------ Stored data ------
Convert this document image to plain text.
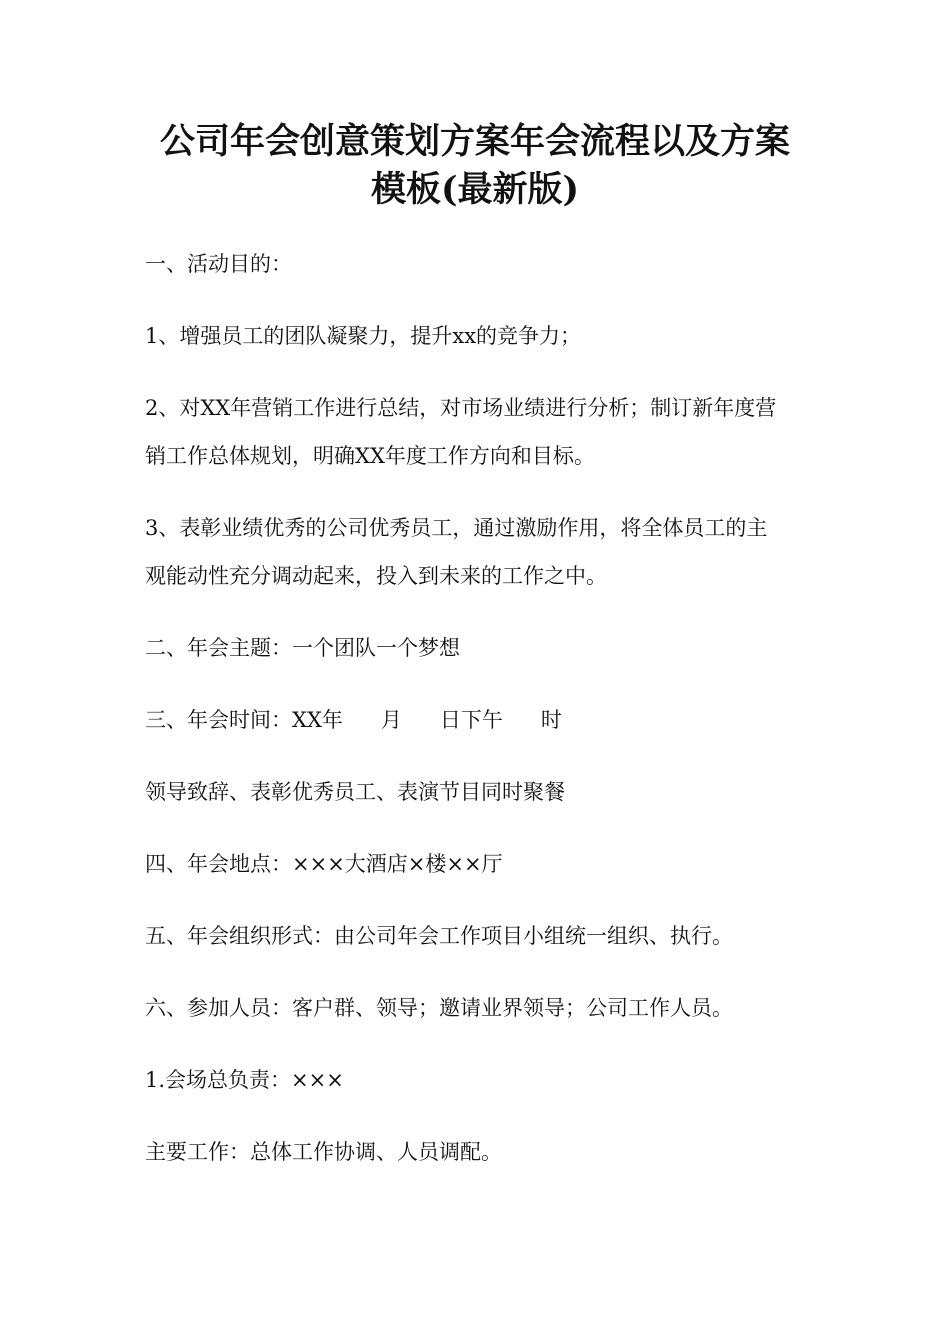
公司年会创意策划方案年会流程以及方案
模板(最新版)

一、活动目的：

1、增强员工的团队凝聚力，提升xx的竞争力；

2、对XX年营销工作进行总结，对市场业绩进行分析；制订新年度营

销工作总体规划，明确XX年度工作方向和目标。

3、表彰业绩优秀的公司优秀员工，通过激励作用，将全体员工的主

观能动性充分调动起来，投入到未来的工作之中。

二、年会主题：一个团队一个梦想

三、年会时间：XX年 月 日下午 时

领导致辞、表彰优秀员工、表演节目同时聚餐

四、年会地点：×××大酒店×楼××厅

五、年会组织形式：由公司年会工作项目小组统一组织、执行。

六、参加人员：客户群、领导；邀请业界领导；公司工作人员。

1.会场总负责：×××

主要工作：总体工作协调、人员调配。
------
### Given problem
Copy the listing exactly. Any image in it stays out of the copy.

### Task solution
Convert this document image to plain text.
公司年会创意策划方案年会流程以及方案
模板(最新版)

一、活动目的：

1、增强员工的团队凝聚力，提升xx的竞争力；

2、对XX年营销工作进行总结，对市场业绩进行分析；制订新年度营

销工作总体规划，明确XX年度工作方向和目标。

3、表彰业绩优秀的公司优秀员工，通过激励作用，将全体员工的主

观能动性充分调动起来，投入到未来的工作之中。

二、年会主题：一个团队一个梦想

三、年会时间：XX年 月 日下午 时

领导致辞、表彰优秀员工、表演节目同时聚餐

四、年会地点：×××大酒店×楼××厅

五、年会组织形式：由公司年会工作项目小组统一组织、执行。

六、参加人员：客户群、领导；邀请业界领导；公司工作人员。

1.会场总负责：×××

主要工作：总体工作协调、人员调配。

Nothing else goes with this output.